Data
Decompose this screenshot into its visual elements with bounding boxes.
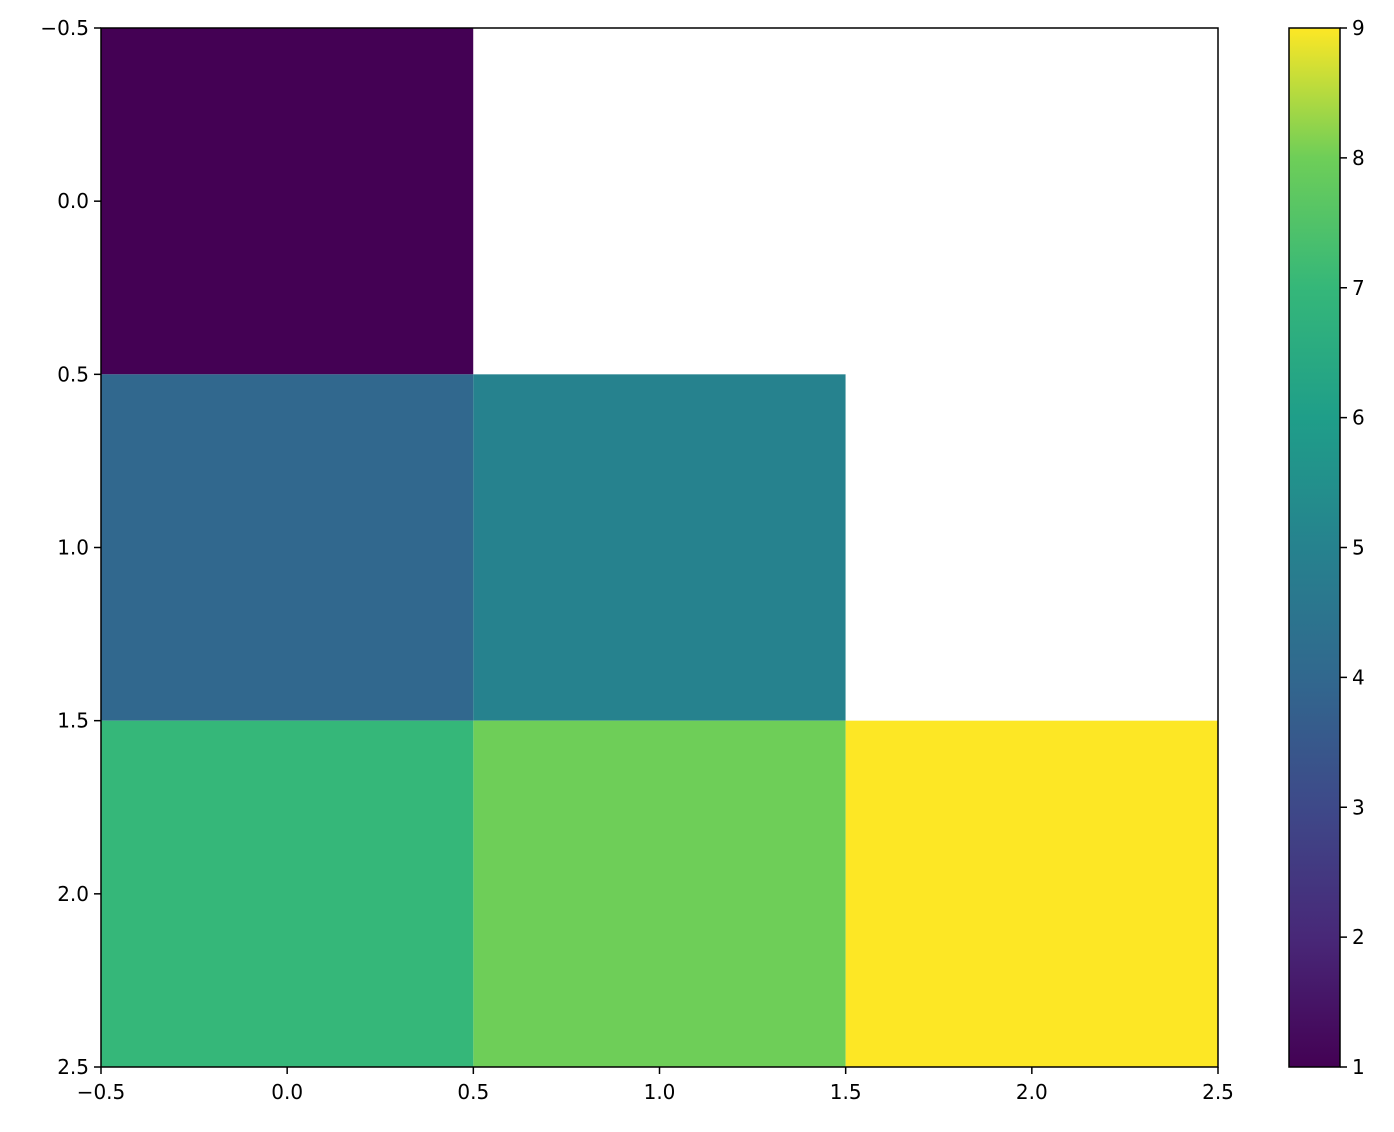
y-tick-label: 2.0 bbox=[57, 882, 89, 906]
colorbar-tick-label: 2 bbox=[1352, 925, 1365, 949]
heatmap-cells bbox=[101, 28, 1218, 1067]
colorbar-tick-label: 9 bbox=[1352, 16, 1365, 40]
y-axis: −0.5 0.0 0.5 1.0 1.5 2.0 2.5 bbox=[40, 16, 101, 1079]
y-tick-label: 1.0 bbox=[57, 536, 89, 560]
colorbar-tick-label: 8 bbox=[1352, 146, 1365, 170]
x-tick-label: 0.5 bbox=[457, 1080, 489, 1104]
y-tick-label: 0.0 bbox=[57, 189, 89, 213]
colorbar-tick-label: 1 bbox=[1352, 1055, 1365, 1079]
x-tick-label: 0.0 bbox=[271, 1080, 303, 1104]
heatmap-cell-r2-c2 bbox=[845, 720, 1218, 1067]
y-tick-label: −0.5 bbox=[40, 16, 89, 40]
colorbar-axis: 1 2 3 4 5 6 7 8 9 bbox=[1340, 16, 1365, 1079]
x-tick-label: 1.0 bbox=[644, 1080, 676, 1104]
heatmap-cell-r1-c2 bbox=[845, 374, 1218, 721]
colorbar-tick-label: 6 bbox=[1352, 406, 1365, 430]
colorbar bbox=[1288, 27, 1341, 1068]
heatmap-cell-r2-c1 bbox=[473, 720, 846, 1067]
heatmap-cell-r2-c0 bbox=[101, 720, 474, 1067]
heatmap-cell-r0-c0 bbox=[101, 28, 474, 375]
heatmap-cell-r0-c1 bbox=[473, 28, 846, 375]
colorbar-tick-label: 5 bbox=[1352, 536, 1365, 560]
heatmap-cell-r1-c1 bbox=[473, 374, 846, 721]
x-tick-label: 2.5 bbox=[1202, 1080, 1234, 1104]
x-axis: −0.5 0.0 0.5 1.0 1.5 2.0 2.5 bbox=[77, 1067, 1234, 1104]
heatmap-cell-r1-c0 bbox=[101, 374, 474, 721]
y-tick-label: 2.5 bbox=[57, 1055, 89, 1079]
colorbar-tick-label: 3 bbox=[1352, 795, 1365, 819]
x-tick-label: −0.5 bbox=[77, 1080, 126, 1104]
colorbar-tick-label: 7 bbox=[1352, 276, 1365, 300]
x-tick-label: 2.0 bbox=[1016, 1080, 1048, 1104]
y-tick-label: 1.5 bbox=[57, 709, 89, 733]
colorbar-tick-label: 4 bbox=[1352, 665, 1365, 689]
heatmap-cell-r0-c2 bbox=[845, 28, 1218, 375]
y-tick-label: 0.5 bbox=[57, 362, 89, 386]
x-tick-label: 1.5 bbox=[830, 1080, 862, 1104]
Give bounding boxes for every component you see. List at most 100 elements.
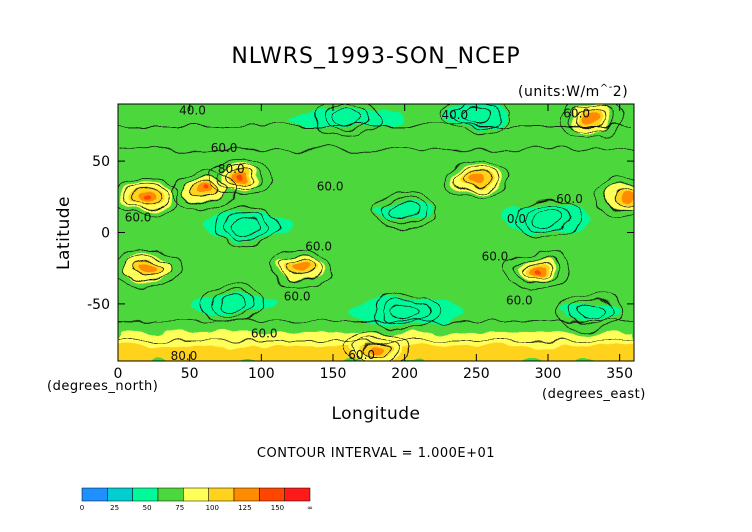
x-units-note: (degrees_north) xyxy=(47,379,159,394)
high-region-peak xyxy=(534,268,541,274)
high-region-core xyxy=(138,263,155,274)
contour-line xyxy=(314,104,380,138)
x-tick-label: 200 xyxy=(391,366,418,382)
contour-line xyxy=(171,170,237,209)
contour-label: 0.0 xyxy=(507,212,526,226)
low-region xyxy=(504,204,592,233)
contour-line xyxy=(123,183,170,211)
colorbar-label: 150 xyxy=(271,504,284,512)
contour-interval-text: CONTOUR INTERVAL = 1.000E+01 xyxy=(256,446,496,461)
contour-line xyxy=(278,254,325,282)
contour-labels: 40.0 40.0 60.0 60.0 80.0 60.0 60.0 0.0 60.0 60.0 6… xyxy=(125,104,590,362)
contour-label: 60.0 xyxy=(211,141,238,155)
x-tick-label: 250 xyxy=(463,366,490,382)
colorbar-swatch xyxy=(132,487,159,502)
colorbar-swatch xyxy=(107,487,133,502)
high-region-core xyxy=(368,344,384,355)
contour-label: 60.0 xyxy=(556,192,583,206)
contour-line xyxy=(123,254,170,282)
contour-label: 60.0 xyxy=(284,289,311,303)
x-tick-label: 300 xyxy=(535,366,562,382)
low-region xyxy=(188,294,277,313)
contour-line xyxy=(612,188,634,206)
contour-line xyxy=(461,171,491,189)
low-region xyxy=(289,109,406,128)
contour-label: 60.0 xyxy=(317,179,344,193)
contour-line xyxy=(576,302,606,320)
axis-ticks: 0 50 100 150 200 250 300 350 50 0 -50 xyxy=(87,104,634,382)
x-axis-label: Longitude xyxy=(331,404,421,424)
x-tick-label: 150 xyxy=(320,366,347,382)
contour-line xyxy=(558,104,624,138)
contour-line xyxy=(381,297,428,325)
colorbar-swatch xyxy=(259,487,285,502)
low-region xyxy=(374,202,435,221)
contour-line xyxy=(232,216,262,234)
contour-label: 60.0 xyxy=(305,239,332,253)
contour-line xyxy=(118,249,180,287)
contour-line xyxy=(443,160,509,199)
contour-label: 60.0 xyxy=(563,106,590,120)
contour-line xyxy=(453,166,500,193)
contour-line xyxy=(558,292,624,330)
chart-title: NLWRS_1993-SON_NCEP xyxy=(231,44,521,69)
contour-line xyxy=(390,202,420,220)
y-tick-label: 0 xyxy=(101,226,110,242)
x-tick-label: 350 xyxy=(606,366,633,382)
contour-line xyxy=(525,205,571,232)
contour-line xyxy=(209,290,256,318)
colorbar-label: ∞ xyxy=(307,504,313,512)
contour-label: 60.0 xyxy=(348,348,375,362)
units-note: (units:W/m^-2) xyxy=(518,82,629,100)
low-region xyxy=(446,104,507,130)
contour-line xyxy=(361,341,391,358)
contour-line xyxy=(189,181,219,199)
contour-line xyxy=(224,212,270,239)
y-units-note: (degrees_east) xyxy=(542,387,646,402)
contour-line xyxy=(268,249,335,287)
colorbar-swatch xyxy=(284,487,311,502)
colorbar-label: 75 xyxy=(175,504,184,512)
contour-line xyxy=(453,104,500,129)
x-tick-label: 50 xyxy=(181,366,199,382)
contour-label: 60.0 xyxy=(125,211,152,225)
contour-line xyxy=(443,104,509,135)
contour-line xyxy=(353,336,399,361)
contour-line xyxy=(505,252,571,290)
contour-line xyxy=(181,176,227,203)
colorbar-label: 0 xyxy=(80,504,84,512)
low-region xyxy=(561,302,621,321)
high-region-core xyxy=(618,191,634,202)
colorbar-swatch xyxy=(183,487,209,502)
colorbar-swatch xyxy=(81,487,108,502)
contour-line xyxy=(324,105,371,132)
contour-line xyxy=(568,297,614,325)
contour-line xyxy=(200,285,266,323)
contour-line xyxy=(225,169,255,187)
contour-line xyxy=(523,262,553,280)
colorbar-swatch xyxy=(157,487,184,502)
contour-line xyxy=(332,109,362,127)
colorbar-label: 25 xyxy=(110,504,119,512)
contour-line xyxy=(218,295,248,313)
contour-line xyxy=(533,209,563,227)
heatmap-field xyxy=(118,104,634,361)
high-region-core xyxy=(583,113,599,124)
high-region-core xyxy=(468,174,485,185)
high-region-peak xyxy=(236,175,243,181)
contour-label: 40.0 xyxy=(179,104,206,118)
contour-label: 60.0 xyxy=(251,326,278,340)
y-axis-label: Latitude xyxy=(54,196,74,270)
high-region-peak xyxy=(143,194,150,200)
contour-label: 60.0 xyxy=(506,294,533,308)
colorbar-label: 50 xyxy=(143,504,152,512)
contour-line xyxy=(132,259,162,277)
contour-label: 40.0 xyxy=(441,108,468,122)
x-tick-label: 0 xyxy=(114,366,123,382)
contour-line xyxy=(381,197,428,225)
colorbar: 0 25 50 75 100 125 150 ∞ xyxy=(80,487,313,512)
contour-line xyxy=(594,178,634,216)
contour-line xyxy=(576,109,606,127)
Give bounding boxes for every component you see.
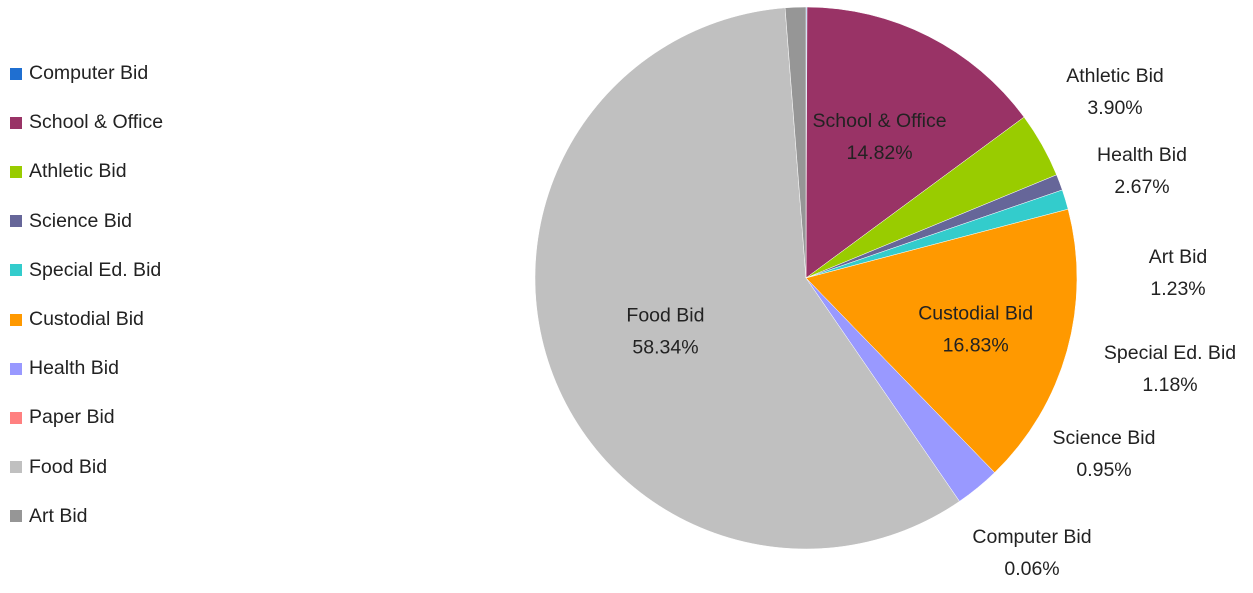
legend-label: Computer Bid — [29, 62, 149, 85]
data-label-computer-bid: Computer Bid 0.06% — [972, 526, 1091, 580]
legend-label: Paper Bid — [29, 406, 115, 429]
legend-item-food-bid: Food Bid — [10, 443, 270, 492]
legend-item-art-bid: Art Bid — [10, 492, 270, 541]
legend-item-athletic-bid: Athletic Bid — [10, 147, 270, 196]
pie-data-labels: Computer Bid 0.06% School & Office 14.82% At… — [626, 65, 1236, 580]
legend-swatch — [10, 362, 22, 375]
slice-art-bid — [784, 6, 807, 279]
data-label-special-ed-bid: Special Ed. Bid 1.18% — [1104, 342, 1236, 396]
data-label-art-bid: Art Bid 1.23% — [1149, 246, 1208, 300]
legend-swatch — [10, 215, 22, 228]
legend-swatch — [10, 411, 22, 424]
legend-item-school-and-office: School & Office — [10, 98, 270, 147]
legend-label: Food Bid — [29, 455, 108, 478]
slice-food-bid — [534, 7, 960, 550]
legend-label: Art Bid — [29, 504, 88, 527]
legend-label: Health Bid — [29, 357, 119, 380]
pie-slices — [534, 6, 1078, 550]
data-label-custodial-bid: Custodial Bid 16.83% — [918, 302, 1033, 356]
slice-school-and-office — [805, 6, 1025, 279]
legend-swatch — [10, 313, 22, 326]
legend-item-health-bid: Health Bid — [10, 344, 270, 393]
data-label-health-bid: Health Bid 2.67% — [1097, 144, 1187, 198]
legend-swatch — [10, 461, 22, 474]
slice-custodial-bid — [805, 208, 1078, 473]
data-label-science-bid: Science Bid 0.95% — [1053, 427, 1156, 481]
legend-swatch — [10, 165, 22, 178]
legend-item-computer-bid: Computer Bid — [10, 49, 270, 98]
legend-label: School & Office — [29, 111, 164, 134]
data-label-athletic-bid: Athletic Bid 3.90% — [1066, 65, 1164, 119]
legend-label: Science Bid — [29, 209, 132, 232]
legend-item-paper-bid: Paper Bid — [10, 393, 270, 442]
legend-swatch — [10, 510, 22, 523]
legend-item-science-bid: Science Bid — [10, 197, 270, 246]
legend-item-custodial-bid: Custodial Bid — [10, 295, 270, 344]
data-label-food-bid: Food Bid 58.34% — [626, 305, 704, 359]
legend-swatch — [10, 116, 22, 129]
data-label-school-and-office: School & Office 14.82% — [813, 110, 947, 164]
legend-label: Special Ed. Bid — [29, 258, 162, 281]
legend-swatch — [10, 67, 22, 80]
legend-swatch — [10, 264, 22, 277]
legend-label: Custodial Bid — [29, 308, 144, 331]
chart-legend: Computer Bid School & Office Athletic Bid S… — [10, 49, 270, 541]
legend-label: Athletic Bid — [29, 160, 127, 183]
legend-item-special-ed-bid: Special Ed. Bid — [10, 246, 270, 295]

Given exercise
In the material above, rewrite the lines from the one containing "x-units-note: (degrees_north) xyxy=(47,379,159,394)" through the one containing "contour-label: 60.0 xyxy=(556,192,583,206)" as a numbered list, leaving out any blank lines.

Right answer
1. x-units-note: (degrees_north) xyxy=(47,379,159,394)
2. high-region-peak xyxy=(534,268,541,274)
3. high-region-core xyxy=(138,263,155,274)
4. contour-line xyxy=(314,104,380,138)
5. x-tick-label: 200 xyxy=(391,366,418,382)
6. contour-line xyxy=(171,170,237,209)
7. contour-label: 0.0 xyxy=(507,212,526,226)
8. low-region xyxy=(504,204,592,233)
9. contour-line xyxy=(123,183,170,211)
10. colorbar-label: 150 xyxy=(271,504,284,512)
11. contour-interval-text: CONTOUR INTERVAL = 1.000E+01 xyxy=(256,446,496,461)
12. contour-line xyxy=(278,254,325,282)
13. contour-labels: 40.0 40.0 60.0 60.0 80.0 60.0 60.0 0.0 60.0 60.0 6… xyxy=(125,104,590,362)
14. contour-label: 60.0 xyxy=(211,141,238,155)
15. x-tick-label: 250 xyxy=(463,366,490,382)
16. colorbar-swatch xyxy=(132,487,159,502)
17. colorbar-swatch xyxy=(107,487,133,502)
18. high-region-core xyxy=(368,344,384,355)
19. contour-label: 60.0 xyxy=(556,192,583,206)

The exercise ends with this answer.